- _How to complete this task_: Could you please write out the data shown below, exactly and in full?

- _Available data_:
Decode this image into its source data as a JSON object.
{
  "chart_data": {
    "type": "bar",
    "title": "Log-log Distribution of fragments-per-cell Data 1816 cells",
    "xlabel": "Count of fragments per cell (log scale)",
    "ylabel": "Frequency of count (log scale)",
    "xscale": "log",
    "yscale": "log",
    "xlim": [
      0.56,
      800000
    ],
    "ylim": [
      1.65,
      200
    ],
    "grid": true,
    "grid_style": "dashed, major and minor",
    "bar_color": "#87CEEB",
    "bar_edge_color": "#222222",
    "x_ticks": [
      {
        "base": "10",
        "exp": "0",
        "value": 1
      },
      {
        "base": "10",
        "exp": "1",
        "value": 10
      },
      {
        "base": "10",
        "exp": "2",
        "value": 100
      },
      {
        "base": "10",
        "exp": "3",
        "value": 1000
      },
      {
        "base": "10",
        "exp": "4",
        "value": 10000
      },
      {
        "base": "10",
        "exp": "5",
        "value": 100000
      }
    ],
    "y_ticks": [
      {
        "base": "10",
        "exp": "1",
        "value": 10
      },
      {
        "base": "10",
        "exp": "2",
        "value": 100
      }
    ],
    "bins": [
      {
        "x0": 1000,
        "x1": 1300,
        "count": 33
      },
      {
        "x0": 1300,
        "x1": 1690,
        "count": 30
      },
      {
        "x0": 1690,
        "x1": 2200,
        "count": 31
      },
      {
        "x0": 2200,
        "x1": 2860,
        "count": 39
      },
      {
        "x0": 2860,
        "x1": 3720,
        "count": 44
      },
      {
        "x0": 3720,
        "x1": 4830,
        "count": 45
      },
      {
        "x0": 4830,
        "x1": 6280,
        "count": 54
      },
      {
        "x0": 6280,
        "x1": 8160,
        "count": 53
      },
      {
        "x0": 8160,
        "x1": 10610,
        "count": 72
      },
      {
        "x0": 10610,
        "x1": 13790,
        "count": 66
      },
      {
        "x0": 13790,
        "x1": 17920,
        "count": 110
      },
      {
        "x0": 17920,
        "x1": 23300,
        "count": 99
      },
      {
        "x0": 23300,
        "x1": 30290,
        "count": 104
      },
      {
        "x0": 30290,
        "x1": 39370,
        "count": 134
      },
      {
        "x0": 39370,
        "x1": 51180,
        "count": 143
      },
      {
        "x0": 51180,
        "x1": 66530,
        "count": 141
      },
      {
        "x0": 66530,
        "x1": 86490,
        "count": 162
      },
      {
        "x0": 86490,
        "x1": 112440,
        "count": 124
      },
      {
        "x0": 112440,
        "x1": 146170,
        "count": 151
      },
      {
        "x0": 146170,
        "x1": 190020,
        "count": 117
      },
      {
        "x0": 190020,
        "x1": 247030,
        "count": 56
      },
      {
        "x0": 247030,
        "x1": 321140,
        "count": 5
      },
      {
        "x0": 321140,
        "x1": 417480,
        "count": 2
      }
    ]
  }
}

- _Your solution_:
Decode this image into its source data as a JSON object.
{
  "chart_data": {
    "type": "bar",
    "title": "Log-log Distribution of fragments-per-cell Data 1816 cells",
    "xlabel": "Count of fragments per cell (log scale)",
    "ylabel": "Frequency of count (log scale)",
    "xscale": "log",
    "yscale": "log",
    "xlim": [
      0.56,
      800000
    ],
    "ylim": [
      1.65,
      200
    ],
    "grid": true,
    "grid_style": "dashed, major and minor",
    "bar_color": "#87CEEB",
    "bar_edge_color": "#222222",
    "x_ticks": [
      {
        "base": "10",
        "exp": "0",
        "value": 1
      },
      {
        "base": "10",
        "exp": "1",
        "value": 10
      },
      {
        "base": "10",
        "exp": "2",
        "value": 100
      },
      {
        "base": "10",
        "exp": "3",
        "value": 1000
      },
      {
        "base": "10",
        "exp": "4",
        "value": 10000
      },
      {
        "base": "10",
        "exp": "5",
        "value": 100000
      }
    ],
    "y_ticks": [
      {
        "base": "10",
        "exp": "1",
        "value": 10
      },
      {
        "base": "10",
        "exp": "2",
        "value": 100
      }
    ],
    "bins": [
      {
        "x0": 1000,
        "x1": 1300,
        "count": 33
      },
      {
        "x0": 1300,
        "x1": 1690,
        "count": 30
      },
      {
        "x0": 1690,
        "x1": 2200,
        "count": 31
      },
      {
        "x0": 2200,
        "x1": 2860,
        "count": 39
      },
      {
        "x0": 2860,
        "x1": 3720,
        "count": 44
      },
      {
        "x0": 3720,
        "x1": 4830,
        "count": 45
      },
      {
        "x0": 4830,
        "x1": 6280,
        "count": 54
      },
      {
        "x0": 6280,
        "x1": 8160,
        "count": 53
      },
      {
        "x0": 8160,
        "x1": 10610,
        "count": 72
      },
      {
        "x0": 10610,
        "x1": 13790,
        "count": 66
      },
      {
        "x0": 13790,
        "x1": 17920,
        "count": 110
      },
      {
        "x0": 17920,
        "x1": 23300,
        "count": 99
      },
      {
        "x0": 23300,
        "x1": 30290,
        "count": 104
      },
      {
        "x0": 30290,
        "x1": 39370,
        "count": 134
      },
      {
        "x0": 39370,
        "x1": 51180,
        "count": 143
      },
      {
        "x0": 51180,
        "x1": 66530,
        "count": 141
      },
      {
        "x0": 66530,
        "x1": 86490,
        "count": 162
      },
      {
        "x0": 86490,
        "x1": 112440,
        "count": 124
      },
      {
        "x0": 112440,
        "x1": 146170,
        "count": 151
      },
      {
        "x0": 146170,
        "x1": 190020,
        "count": 117
      },
      {
        "x0": 190020,
        "x1": 247030,
        "count": 56
      },
      {
        "x0": 247030,
        "x1": 321140,
        "count": 5
      },
      {
        "x0": 321140,
        "x1": 417480,
        "count": 2
      }
    ]
  }
}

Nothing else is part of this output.